BEGIN Supplied material
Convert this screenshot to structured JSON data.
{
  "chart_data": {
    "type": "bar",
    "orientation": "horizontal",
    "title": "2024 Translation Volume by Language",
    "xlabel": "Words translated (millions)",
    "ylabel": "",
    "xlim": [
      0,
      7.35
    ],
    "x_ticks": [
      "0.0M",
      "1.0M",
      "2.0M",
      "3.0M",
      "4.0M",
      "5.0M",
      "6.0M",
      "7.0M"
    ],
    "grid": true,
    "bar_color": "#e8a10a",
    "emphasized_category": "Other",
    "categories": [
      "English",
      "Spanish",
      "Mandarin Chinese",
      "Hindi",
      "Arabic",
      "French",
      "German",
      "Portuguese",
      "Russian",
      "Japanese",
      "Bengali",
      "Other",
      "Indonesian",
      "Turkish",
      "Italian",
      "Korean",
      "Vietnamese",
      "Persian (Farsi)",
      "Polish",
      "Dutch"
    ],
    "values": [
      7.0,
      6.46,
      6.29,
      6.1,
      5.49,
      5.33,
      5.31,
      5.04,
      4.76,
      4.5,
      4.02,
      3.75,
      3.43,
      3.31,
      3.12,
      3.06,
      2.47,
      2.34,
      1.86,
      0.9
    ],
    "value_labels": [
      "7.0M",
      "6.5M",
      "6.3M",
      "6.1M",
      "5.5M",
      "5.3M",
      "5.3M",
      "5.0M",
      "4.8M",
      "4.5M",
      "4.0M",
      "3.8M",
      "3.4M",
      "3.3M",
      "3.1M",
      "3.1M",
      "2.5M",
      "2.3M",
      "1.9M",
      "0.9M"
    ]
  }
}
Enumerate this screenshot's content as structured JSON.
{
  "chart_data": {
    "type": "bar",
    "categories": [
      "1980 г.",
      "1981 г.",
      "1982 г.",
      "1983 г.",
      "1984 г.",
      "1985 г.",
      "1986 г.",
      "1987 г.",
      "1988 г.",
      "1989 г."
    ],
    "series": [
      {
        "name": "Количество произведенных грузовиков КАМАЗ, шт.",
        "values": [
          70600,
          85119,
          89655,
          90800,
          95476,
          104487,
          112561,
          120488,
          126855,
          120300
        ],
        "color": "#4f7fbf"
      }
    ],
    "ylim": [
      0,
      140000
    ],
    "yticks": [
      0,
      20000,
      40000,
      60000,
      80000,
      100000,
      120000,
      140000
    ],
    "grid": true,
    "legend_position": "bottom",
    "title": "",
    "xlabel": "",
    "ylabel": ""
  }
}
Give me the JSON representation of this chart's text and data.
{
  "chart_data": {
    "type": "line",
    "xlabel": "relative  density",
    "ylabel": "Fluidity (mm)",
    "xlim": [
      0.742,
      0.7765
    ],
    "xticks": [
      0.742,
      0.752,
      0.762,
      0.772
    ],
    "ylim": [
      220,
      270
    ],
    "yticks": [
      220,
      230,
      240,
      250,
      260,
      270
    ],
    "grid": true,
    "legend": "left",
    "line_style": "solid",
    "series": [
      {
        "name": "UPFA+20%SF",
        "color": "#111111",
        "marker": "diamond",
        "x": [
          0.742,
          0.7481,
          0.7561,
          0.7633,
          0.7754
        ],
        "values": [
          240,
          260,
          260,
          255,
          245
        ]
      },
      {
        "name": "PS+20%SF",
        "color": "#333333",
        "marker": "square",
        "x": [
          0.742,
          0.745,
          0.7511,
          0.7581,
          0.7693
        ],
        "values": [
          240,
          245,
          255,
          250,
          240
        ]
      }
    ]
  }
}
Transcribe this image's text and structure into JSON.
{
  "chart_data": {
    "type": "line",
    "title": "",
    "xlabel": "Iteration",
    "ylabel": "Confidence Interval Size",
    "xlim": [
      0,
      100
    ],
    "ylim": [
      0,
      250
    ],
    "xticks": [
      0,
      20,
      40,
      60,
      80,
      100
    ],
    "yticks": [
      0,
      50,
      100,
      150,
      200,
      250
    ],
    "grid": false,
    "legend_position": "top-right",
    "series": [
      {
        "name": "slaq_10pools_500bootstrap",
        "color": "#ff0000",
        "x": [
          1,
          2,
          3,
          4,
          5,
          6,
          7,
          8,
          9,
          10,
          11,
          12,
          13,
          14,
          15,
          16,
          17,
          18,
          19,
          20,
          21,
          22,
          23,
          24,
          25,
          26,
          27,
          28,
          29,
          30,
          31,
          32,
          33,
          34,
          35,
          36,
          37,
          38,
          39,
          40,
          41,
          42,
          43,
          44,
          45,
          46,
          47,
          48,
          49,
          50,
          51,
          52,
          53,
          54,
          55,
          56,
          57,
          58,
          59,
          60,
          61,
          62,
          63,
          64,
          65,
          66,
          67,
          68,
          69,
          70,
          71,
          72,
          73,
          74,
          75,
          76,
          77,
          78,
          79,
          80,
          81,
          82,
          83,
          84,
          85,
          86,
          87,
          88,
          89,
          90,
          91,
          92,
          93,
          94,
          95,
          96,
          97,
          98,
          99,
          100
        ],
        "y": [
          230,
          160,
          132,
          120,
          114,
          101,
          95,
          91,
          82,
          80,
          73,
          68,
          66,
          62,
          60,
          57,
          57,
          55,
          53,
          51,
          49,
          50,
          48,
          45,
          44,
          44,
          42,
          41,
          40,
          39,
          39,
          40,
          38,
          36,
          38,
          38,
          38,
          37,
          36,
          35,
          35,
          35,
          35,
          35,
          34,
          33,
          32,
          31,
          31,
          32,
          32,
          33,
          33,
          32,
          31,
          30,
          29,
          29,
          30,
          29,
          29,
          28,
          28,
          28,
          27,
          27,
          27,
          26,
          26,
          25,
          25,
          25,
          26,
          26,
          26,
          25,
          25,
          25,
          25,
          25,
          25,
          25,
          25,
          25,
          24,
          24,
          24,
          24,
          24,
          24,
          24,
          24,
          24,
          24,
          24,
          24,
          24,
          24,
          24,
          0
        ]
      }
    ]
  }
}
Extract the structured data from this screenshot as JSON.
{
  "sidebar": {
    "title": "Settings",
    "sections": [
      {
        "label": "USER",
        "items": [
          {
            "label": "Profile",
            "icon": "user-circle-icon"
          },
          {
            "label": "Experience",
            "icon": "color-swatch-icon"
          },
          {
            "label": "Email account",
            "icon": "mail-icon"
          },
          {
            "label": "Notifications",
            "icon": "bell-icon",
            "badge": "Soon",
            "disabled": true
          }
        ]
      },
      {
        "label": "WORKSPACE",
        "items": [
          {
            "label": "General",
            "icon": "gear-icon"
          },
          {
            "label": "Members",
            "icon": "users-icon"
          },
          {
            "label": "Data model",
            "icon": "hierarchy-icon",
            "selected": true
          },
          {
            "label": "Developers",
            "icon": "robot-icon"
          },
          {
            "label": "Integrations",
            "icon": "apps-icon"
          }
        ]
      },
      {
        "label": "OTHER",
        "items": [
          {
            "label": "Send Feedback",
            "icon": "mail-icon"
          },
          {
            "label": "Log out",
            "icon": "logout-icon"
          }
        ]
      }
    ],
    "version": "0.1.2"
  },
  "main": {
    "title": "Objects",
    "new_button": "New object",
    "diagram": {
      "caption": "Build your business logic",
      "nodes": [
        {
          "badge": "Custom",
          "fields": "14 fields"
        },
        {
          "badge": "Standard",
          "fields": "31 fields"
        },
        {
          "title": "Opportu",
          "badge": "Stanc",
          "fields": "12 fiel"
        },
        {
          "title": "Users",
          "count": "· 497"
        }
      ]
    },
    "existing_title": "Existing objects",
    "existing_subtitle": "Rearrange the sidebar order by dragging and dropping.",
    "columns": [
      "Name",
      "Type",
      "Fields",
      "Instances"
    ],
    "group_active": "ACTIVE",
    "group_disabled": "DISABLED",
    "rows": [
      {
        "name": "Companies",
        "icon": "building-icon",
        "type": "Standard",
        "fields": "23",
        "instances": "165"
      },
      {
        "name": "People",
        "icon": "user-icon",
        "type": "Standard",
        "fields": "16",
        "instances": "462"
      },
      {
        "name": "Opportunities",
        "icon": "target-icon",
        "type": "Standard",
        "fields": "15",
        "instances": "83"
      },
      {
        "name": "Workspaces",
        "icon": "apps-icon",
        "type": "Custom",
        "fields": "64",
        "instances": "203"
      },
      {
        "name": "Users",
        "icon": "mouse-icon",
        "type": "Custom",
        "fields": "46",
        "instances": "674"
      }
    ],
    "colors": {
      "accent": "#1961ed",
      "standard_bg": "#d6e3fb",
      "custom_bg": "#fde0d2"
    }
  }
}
END Supplied material
▶ [Direction] Show the lines of the material that contain the word "JSON".

▶ [Written answer]
Convert this screenshot to structured JSON data.
Enumerate this screenshot's content as structured JSON.
Give me the JSON representation of this chart's text and data.
Transcribe this image's text and structure into JSON.
Extract the structured data from this screenshot as JSON.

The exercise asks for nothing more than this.